Full list: [PUBLIC_API.md > MCP Tools](docs/PUBLIC_API.md#mcp-server-tools).

Auto-discovers custom plugins from `HEXDAG_PLUGIN_PATHS`.

### Custom Plugin Discovery

hexDAG supports three levels of component discovery:
1. **Builtin** -- Core adapters and nodes from `hexdag.stdlib`
2. **Plugins** -- Community plugins from the `hexdag_plugins` namespace
3. **User-authored** -- Your custom components via `HEXDAG_PLUGIN_PATHS`

```bash
export HEXDAG_PLUGIN_PATHS="./my_adapters:./my_nodes"
```

---

## CLI

| Command                    | Purpose                                   |
| -------------------------- | ----------------------------------------- |
| `hexdag init`              | Initialize a new hexDAG project           |
| `hexdag pipeline validate` | Validate a YAML pipeline                  |
| `hexdag pipeline execute`  | Execute a pipeline                        |
| `hexdag lint`              | Lint YAML for best practices and security |
| `hexdag explain`           | Explain nodes, adapters, middleware, YAML syntax |
| `hexdag create`            | Create pipeline templates from schemas    |
| `hexdag build`             | Build Docker containers for pipelines     |
| `hexdag studio`            | Launch the visual pipeline editor         |
| `hexdag plugins`           | Manage plugins and adapters               |
| `hexdag docs`              | Generate and serve documentation          |

```bash
# Validate before pushing
hexdag lint my_pipeline.yaml

# Explore what a node type accepts
hexdag explain node llm_node

# Run a pipeline
hexdag pipeline execute my_pipeline.yaml --input '{"query": "hello"}'

# See all available adapters
hexdag explain adapter openai
```

Full CLI reference: [PUBLIC_API.md > CLI](docs/PUBLIC_API.md#cli-commands).

Entries excerpted from a collection:
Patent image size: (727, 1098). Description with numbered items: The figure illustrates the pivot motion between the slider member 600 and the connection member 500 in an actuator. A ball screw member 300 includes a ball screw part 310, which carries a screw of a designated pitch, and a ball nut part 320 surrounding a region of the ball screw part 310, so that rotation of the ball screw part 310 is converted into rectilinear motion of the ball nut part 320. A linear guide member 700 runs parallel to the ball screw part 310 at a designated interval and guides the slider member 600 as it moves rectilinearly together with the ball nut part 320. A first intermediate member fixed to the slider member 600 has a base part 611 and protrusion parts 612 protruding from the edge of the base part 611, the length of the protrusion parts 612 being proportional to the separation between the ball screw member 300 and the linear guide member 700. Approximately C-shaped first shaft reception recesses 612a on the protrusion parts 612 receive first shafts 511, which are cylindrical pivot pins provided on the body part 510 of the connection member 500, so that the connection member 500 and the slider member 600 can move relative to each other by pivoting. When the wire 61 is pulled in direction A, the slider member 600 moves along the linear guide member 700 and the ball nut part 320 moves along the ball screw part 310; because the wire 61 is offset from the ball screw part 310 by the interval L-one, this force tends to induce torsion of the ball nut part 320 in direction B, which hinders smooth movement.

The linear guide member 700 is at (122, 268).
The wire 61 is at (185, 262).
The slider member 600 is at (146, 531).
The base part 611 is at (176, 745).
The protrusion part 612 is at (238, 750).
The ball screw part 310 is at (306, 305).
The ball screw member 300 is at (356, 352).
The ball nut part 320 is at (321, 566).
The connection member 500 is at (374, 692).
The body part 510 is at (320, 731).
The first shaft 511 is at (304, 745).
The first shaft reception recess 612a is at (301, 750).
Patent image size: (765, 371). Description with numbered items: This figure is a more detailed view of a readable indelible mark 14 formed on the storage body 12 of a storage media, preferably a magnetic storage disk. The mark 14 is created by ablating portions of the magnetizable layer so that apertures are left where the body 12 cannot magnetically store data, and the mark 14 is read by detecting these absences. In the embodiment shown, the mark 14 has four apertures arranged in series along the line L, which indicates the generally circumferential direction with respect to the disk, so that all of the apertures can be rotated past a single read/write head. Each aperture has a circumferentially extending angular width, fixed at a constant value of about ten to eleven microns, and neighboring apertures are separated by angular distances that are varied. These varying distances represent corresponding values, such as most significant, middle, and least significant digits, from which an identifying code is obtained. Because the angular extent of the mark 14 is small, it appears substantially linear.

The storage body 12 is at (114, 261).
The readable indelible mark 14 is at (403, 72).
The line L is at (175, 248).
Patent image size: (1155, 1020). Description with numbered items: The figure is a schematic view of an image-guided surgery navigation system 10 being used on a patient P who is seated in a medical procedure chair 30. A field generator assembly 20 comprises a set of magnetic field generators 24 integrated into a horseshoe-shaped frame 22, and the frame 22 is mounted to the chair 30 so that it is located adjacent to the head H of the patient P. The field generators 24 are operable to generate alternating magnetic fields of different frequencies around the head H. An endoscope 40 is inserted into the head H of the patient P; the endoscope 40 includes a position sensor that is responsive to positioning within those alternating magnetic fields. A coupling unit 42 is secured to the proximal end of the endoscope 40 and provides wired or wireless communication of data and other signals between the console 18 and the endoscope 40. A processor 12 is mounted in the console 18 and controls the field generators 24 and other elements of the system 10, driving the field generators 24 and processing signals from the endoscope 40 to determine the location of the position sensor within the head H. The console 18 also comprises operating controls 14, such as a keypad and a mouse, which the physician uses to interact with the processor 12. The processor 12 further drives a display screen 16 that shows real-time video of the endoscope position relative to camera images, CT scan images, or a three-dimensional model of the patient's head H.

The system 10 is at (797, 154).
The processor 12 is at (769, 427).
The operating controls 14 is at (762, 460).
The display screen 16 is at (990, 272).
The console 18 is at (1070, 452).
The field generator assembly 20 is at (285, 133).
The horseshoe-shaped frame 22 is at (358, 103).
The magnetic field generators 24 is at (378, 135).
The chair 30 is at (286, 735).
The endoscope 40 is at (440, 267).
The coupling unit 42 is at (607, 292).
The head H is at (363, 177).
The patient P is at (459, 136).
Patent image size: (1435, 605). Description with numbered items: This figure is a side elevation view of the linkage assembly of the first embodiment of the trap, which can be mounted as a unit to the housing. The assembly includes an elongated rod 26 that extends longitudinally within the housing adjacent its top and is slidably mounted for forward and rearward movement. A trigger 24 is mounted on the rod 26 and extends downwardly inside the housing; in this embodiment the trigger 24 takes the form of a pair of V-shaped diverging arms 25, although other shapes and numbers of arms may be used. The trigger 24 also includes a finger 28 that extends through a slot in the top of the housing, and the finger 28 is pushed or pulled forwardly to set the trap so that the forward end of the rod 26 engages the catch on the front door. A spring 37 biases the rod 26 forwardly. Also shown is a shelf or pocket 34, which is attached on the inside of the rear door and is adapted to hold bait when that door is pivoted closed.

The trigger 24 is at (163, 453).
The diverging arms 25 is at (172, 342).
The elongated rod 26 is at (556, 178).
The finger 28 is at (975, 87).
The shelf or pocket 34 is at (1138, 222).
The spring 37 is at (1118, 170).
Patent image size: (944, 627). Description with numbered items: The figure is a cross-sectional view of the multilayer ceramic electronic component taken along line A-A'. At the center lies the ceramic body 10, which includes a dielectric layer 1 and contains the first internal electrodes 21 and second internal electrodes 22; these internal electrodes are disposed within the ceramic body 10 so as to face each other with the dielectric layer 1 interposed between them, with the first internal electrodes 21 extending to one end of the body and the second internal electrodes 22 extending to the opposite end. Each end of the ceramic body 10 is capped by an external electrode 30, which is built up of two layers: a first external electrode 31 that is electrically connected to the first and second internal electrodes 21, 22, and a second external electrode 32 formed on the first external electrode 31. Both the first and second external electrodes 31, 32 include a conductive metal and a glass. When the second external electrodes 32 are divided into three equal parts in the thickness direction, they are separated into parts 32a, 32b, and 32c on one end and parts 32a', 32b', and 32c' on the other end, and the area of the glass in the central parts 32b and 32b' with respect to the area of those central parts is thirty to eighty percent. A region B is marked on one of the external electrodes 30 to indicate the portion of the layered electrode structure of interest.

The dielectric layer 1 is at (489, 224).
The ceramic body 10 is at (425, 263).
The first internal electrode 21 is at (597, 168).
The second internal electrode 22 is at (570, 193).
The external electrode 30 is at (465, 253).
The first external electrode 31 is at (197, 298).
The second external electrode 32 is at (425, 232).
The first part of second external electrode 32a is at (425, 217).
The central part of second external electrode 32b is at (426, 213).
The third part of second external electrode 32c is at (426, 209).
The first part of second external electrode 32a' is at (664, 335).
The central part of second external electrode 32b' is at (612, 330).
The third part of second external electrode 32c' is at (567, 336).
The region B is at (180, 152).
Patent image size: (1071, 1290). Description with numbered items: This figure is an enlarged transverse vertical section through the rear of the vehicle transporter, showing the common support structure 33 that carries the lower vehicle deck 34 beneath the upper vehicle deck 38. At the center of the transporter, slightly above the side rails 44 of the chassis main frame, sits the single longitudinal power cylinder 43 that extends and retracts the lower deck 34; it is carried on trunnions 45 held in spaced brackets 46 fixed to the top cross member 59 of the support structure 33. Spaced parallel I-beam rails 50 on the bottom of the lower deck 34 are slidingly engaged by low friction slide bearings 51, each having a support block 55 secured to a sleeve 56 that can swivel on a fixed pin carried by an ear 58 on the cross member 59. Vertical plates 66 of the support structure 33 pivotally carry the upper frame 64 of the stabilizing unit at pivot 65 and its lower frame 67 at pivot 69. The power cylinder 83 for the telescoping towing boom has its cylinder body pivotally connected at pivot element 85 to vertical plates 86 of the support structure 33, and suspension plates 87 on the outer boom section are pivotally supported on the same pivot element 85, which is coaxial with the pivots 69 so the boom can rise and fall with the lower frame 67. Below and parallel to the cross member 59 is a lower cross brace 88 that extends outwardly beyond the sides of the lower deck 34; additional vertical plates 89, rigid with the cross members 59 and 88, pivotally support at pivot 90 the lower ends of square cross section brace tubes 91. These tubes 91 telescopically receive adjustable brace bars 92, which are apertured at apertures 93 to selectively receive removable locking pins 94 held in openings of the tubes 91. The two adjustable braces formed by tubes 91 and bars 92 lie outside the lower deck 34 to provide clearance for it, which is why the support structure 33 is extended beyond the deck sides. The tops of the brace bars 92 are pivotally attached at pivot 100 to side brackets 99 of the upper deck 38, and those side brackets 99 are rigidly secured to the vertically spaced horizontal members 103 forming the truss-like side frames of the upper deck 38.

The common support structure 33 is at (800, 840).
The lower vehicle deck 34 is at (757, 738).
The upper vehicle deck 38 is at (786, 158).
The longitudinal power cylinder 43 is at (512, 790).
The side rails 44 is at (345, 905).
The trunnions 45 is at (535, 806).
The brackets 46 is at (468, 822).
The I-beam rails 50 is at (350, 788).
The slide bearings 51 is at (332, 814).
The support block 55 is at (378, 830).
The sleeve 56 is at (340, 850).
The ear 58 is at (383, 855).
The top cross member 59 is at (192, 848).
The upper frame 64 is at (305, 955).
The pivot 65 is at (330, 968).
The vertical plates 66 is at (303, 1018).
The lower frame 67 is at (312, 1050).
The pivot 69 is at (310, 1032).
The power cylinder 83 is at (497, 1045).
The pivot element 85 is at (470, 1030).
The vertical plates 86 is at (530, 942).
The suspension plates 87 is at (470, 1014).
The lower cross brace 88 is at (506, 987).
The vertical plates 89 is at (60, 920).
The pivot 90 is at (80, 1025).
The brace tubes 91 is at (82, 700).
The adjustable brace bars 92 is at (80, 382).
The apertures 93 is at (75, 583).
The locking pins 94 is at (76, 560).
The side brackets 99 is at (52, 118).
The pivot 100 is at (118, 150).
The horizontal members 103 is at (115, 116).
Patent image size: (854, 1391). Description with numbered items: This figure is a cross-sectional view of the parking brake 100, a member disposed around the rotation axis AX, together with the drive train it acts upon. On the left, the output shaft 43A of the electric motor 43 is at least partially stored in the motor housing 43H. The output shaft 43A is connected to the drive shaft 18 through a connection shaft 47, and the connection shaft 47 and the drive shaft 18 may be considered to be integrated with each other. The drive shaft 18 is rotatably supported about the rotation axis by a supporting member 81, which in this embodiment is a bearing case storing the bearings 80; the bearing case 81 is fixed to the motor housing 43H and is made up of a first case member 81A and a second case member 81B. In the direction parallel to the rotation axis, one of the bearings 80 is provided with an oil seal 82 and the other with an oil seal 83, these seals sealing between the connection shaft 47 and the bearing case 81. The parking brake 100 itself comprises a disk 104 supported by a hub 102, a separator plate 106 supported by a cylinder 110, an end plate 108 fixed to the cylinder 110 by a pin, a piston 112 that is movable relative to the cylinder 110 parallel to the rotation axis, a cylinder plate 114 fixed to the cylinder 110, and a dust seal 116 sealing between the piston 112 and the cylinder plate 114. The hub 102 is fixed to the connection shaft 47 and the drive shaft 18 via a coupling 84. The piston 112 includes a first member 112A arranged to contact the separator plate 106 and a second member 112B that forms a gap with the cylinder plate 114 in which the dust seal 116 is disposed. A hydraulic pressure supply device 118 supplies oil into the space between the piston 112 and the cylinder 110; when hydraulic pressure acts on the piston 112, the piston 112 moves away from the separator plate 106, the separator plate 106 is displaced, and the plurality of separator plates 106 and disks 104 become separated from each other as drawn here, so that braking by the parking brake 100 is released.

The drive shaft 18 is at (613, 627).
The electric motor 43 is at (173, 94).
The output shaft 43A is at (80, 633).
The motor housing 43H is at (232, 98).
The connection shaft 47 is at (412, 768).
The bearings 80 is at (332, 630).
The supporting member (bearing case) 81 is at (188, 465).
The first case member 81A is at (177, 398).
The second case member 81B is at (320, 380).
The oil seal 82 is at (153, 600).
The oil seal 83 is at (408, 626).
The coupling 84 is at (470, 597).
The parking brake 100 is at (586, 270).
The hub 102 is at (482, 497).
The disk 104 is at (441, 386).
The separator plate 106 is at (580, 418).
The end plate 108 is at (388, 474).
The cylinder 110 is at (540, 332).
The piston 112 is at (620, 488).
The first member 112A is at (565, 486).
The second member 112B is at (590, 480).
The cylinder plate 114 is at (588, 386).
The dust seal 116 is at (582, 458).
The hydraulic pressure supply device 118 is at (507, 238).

Your objective:
In the hexDAG text, name each level of component discovery.

Task output:
Builtin, Plugins, User-authored